> [GIVEN DATA]:
↓

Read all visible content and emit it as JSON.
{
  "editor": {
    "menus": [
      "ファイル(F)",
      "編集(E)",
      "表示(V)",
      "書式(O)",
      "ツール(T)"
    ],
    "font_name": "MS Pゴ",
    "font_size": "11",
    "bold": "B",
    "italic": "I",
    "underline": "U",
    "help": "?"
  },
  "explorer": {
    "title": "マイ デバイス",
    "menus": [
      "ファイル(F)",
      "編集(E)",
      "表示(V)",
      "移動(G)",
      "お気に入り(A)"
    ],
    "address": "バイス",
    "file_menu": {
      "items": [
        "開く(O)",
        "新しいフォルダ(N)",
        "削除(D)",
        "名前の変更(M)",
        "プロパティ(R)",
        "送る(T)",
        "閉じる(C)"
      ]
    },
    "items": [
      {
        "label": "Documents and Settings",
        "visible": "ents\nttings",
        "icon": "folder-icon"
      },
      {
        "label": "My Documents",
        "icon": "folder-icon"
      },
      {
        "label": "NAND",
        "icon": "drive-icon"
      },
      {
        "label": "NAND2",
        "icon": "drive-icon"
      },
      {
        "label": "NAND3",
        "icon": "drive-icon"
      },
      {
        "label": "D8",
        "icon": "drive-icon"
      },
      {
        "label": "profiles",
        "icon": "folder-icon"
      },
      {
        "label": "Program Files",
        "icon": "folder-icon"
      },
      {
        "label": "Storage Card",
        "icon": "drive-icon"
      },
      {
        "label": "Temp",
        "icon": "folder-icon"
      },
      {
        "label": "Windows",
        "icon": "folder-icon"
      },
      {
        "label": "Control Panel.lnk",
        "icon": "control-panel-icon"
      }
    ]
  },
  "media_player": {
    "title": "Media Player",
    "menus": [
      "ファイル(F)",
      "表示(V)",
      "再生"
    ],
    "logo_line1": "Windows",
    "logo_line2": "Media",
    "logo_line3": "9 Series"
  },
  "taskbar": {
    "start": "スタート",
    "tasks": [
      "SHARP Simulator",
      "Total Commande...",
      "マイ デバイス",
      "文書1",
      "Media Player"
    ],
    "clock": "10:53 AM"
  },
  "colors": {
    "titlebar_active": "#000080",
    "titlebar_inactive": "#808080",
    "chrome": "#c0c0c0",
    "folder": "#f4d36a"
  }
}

↑

Print the records above in full, exactly.

Read all visible content and emit it as JSON.
{
  "editor": {
    "menus": [
      "ファイル(F)",
      "編集(E)",
      "表示(V)",
      "書式(O)",
      "ツール(T)"
    ],
    "font_name": "MS Pゴ",
    "font_size": "11",
    "bold": "B",
    "italic": "I",
    "underline": "U",
    "help": "?"
  },
  "explorer": {
    "title": "マイ デバイス",
    "menus": [
      "ファイル(F)",
      "編集(E)",
      "表示(V)",
      "移動(G)",
      "お気に入り(A)"
    ],
    "address": "バイス",
    "file_menu": {
      "items": [
        "開く(O)",
        "新しいフォルダ(N)",
        "削除(D)",
        "名前の変更(M)",
        "プロパティ(R)",
        "送る(T)",
        "閉じる(C)"
      ]
    },
    "items": [
      {
        "label": "Documents and Settings",
        "visible": "ents\nttings",
        "icon": "folder-icon"
      },
      {
        "label": "My Documents",
        "icon": "folder-icon"
      },
      {
        "label": "NAND",
        "icon": "drive-icon"
      },
      {
        "label": "NAND2",
        "icon": "drive-icon"
      },
      {
        "label": "NAND3",
        "icon": "drive-icon"
      },
      {
        "label": "D8",
        "icon": "drive-icon"
      },
      {
        "label": "profiles",
        "icon": "folder-icon"
      },
      {
        "label": "Program Files",
        "icon": "folder-icon"
      },
      {
        "label": "Storage Card",
        "icon": "drive-icon"
      },
      {
        "label": "Temp",
        "icon": "folder-icon"
      },
      {
        "label": "Windows",
        "icon": "folder-icon"
      },
      {
        "label": "Control Panel.lnk",
        "icon": "control-panel-icon"
      }
    ]
  },
  "media_player": {
    "title": "Media Player",
    "menus": [
      "ファイル(F)",
      "表示(V)",
      "再生"
    ],
    "logo_line1": "Windows",
    "logo_line2": "Media",
    "logo_line3": "9 Series"
  },
  "taskbar": {
    "start": "スタート",
    "tasks": [
      "SHARP Simulator",
      "Total Commande...",
      "マイ デバイス",
      "文書1",
      "Media Player"
    ],
    "clock": "10:53 AM"
  },
  "colors": {
    "titlebar_active": "#000080",
    "titlebar_inactive": "#808080",
    "chrome": "#c0c0c0",
    "folder": "#f4d36a"
  }
}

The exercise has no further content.